| 文書の抜粋 |
友人からは「無謀」と…“深夜0時”まで開いている古着店 そのワケを店主に聞くと
■友人に言われたのは「地方で深夜まで」は「無謀」
赤ちょうちんやバーがぽつん、ぽつんと明かりをともす通りの外れに、午前0時まで開いている古着店「Nora Used Clothing」(ノラ・ユーズド・クロージング)」がある。長野市中心街の権堂アーケードに近い同市鶴賀田町。12坪の店内には、欧州や米国製の年代物の古着や動物柄の服が300着ほど並ぶ。
開店は午後1時。「午後7、8時に店を閉めても事務作業で遅くまで残るから、その間にお客さんが来てくれたらいいかなと思って」と店主の中條勝博さん(37)は話す。
麻績村出身。明科高校(安曇野市)を卒業して長野市の美容専門学校で学び上京、美容師になったが25歳で腱鞘(けんしょう)炎を患い、仕事が続けられなくなった。客として通っていた世田谷区三軒茶屋の古着店でアルバイトを募集しているのを知ったのは、そんな時だった。

| 表示データ |
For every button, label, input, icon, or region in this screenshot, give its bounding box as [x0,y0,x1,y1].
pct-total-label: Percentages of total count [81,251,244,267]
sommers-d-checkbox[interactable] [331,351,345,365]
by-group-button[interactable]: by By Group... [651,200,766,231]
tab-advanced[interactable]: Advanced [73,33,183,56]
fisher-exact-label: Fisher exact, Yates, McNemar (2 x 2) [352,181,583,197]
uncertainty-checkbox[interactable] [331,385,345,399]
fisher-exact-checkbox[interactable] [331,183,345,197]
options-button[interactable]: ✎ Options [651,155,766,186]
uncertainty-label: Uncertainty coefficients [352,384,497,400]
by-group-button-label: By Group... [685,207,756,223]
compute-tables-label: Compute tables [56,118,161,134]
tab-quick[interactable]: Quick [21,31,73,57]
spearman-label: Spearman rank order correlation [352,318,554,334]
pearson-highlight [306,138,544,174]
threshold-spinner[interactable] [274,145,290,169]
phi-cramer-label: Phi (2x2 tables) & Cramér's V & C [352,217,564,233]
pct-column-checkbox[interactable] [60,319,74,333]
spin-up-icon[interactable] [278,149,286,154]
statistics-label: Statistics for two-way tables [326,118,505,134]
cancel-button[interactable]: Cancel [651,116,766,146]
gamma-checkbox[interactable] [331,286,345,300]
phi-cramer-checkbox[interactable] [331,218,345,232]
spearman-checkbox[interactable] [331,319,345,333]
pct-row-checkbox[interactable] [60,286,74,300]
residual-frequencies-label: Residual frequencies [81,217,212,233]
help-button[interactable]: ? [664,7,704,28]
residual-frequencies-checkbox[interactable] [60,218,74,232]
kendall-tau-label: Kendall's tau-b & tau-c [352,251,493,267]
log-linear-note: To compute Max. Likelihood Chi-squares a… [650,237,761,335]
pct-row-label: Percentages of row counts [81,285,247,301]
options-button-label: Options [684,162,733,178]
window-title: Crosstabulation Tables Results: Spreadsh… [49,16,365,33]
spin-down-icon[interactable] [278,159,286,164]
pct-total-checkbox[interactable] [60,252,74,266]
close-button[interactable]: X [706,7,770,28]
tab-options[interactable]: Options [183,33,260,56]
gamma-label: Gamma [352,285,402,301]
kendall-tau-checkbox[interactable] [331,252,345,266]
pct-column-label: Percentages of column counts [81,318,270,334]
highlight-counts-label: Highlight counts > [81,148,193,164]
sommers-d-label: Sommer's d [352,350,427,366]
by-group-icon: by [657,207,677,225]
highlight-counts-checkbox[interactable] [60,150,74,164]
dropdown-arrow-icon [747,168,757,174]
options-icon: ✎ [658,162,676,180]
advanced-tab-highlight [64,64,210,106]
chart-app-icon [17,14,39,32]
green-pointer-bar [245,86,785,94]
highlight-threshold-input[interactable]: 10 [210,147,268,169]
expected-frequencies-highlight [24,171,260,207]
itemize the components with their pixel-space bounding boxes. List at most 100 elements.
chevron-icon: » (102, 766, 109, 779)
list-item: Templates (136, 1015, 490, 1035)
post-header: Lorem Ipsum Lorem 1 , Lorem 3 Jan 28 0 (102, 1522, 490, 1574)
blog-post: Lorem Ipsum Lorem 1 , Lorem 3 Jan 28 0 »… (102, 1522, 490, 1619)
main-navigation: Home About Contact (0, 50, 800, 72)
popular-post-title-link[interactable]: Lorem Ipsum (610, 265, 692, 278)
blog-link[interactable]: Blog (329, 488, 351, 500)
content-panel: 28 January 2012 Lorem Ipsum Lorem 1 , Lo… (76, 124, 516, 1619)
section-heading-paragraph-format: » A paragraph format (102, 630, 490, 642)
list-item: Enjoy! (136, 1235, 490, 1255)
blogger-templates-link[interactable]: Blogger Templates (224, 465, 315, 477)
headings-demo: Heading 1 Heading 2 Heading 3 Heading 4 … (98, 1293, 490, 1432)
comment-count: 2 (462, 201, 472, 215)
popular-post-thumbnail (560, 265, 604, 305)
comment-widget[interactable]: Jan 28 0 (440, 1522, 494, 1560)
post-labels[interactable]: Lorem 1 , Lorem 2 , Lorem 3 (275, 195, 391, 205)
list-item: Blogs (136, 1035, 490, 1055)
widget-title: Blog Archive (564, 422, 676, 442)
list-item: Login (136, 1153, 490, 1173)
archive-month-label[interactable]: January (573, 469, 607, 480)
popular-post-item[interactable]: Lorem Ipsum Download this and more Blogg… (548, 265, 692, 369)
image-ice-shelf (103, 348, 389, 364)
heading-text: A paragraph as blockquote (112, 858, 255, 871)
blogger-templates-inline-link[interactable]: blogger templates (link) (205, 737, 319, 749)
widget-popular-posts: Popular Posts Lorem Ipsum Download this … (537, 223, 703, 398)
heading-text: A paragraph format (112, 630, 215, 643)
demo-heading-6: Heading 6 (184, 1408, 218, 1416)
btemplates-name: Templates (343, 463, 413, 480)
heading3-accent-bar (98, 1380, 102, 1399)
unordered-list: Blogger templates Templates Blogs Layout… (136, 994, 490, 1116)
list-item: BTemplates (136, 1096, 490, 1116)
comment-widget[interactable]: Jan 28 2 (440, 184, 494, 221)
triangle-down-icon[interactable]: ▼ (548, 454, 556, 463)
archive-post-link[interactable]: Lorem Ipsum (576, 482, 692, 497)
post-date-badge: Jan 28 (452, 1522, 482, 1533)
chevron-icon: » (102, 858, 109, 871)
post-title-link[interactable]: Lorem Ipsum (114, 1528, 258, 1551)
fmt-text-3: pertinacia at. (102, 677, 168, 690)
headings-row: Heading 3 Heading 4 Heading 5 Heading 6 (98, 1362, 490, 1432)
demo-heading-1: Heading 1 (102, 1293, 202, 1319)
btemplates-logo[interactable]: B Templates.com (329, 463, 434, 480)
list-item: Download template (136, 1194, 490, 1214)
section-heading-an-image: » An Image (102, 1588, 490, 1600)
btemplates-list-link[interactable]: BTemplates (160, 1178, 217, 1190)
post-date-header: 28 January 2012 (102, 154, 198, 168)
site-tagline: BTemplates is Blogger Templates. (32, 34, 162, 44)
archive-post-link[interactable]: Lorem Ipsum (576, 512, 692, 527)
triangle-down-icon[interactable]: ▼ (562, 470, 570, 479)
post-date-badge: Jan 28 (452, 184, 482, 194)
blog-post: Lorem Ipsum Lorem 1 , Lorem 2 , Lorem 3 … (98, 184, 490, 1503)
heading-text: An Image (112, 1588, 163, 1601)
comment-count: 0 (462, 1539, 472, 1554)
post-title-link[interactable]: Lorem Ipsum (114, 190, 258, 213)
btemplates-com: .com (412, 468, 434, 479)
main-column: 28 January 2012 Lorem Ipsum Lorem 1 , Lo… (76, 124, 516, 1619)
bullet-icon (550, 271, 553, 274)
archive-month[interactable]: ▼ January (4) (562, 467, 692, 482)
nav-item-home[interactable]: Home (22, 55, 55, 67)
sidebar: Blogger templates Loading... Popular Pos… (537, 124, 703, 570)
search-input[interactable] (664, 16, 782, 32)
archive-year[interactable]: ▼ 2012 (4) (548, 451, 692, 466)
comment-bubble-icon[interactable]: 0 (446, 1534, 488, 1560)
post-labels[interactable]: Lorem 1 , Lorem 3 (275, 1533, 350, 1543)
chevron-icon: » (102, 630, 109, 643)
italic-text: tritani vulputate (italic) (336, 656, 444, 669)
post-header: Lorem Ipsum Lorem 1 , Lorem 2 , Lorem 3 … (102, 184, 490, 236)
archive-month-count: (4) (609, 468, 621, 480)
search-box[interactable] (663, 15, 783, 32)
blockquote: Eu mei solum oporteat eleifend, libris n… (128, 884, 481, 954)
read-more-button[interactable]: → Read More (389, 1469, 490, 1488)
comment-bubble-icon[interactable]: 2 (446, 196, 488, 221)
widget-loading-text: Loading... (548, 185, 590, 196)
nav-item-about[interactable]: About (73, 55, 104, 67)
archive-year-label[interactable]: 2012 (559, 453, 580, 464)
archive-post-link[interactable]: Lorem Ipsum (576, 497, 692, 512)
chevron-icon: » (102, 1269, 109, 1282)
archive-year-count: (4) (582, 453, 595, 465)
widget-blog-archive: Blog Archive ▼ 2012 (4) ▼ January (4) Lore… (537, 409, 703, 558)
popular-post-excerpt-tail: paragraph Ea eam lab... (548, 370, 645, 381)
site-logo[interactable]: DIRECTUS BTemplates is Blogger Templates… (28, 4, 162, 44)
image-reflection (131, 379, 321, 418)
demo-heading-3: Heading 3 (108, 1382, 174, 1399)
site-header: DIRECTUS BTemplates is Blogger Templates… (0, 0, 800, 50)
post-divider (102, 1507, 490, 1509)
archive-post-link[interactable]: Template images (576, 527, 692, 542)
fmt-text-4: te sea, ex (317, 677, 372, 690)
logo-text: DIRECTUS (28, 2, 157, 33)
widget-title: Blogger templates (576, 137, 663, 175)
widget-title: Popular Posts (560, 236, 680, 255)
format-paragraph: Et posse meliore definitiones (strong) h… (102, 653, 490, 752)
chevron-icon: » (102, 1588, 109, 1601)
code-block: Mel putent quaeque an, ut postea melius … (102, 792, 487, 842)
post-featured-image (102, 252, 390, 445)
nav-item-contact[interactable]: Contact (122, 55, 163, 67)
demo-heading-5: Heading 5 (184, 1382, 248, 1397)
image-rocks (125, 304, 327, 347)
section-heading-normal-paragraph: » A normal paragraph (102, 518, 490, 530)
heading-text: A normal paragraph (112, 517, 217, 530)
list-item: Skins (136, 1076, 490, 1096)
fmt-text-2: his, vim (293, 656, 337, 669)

| 指示文 |
古着店の記事のうち、「開店は午後1時。「午後7、8」で始まり「知ったのは、そんな時だった。」で終わる部分を、一字も変えずに抜き出してください。

| 出力結果 |
開店は午後1時。「午後7、8時に店を閉めても事務作業で遅くまで残るから、その間にお客さんが来てくれたらいいかなと思って」と店主の中條勝博さん(37)は話す。
麻績村出身。明科高校(安曇野市)を卒業して長野市の美容専門学校で学び上京、美容師になったが25歳で腱鞘(けんしょう)炎を患い、仕事が続けられなくなった。客として通っていた世田谷区三軒茶屋の古着店でアルバイトを募集しているのを知ったのは、そんな時だった。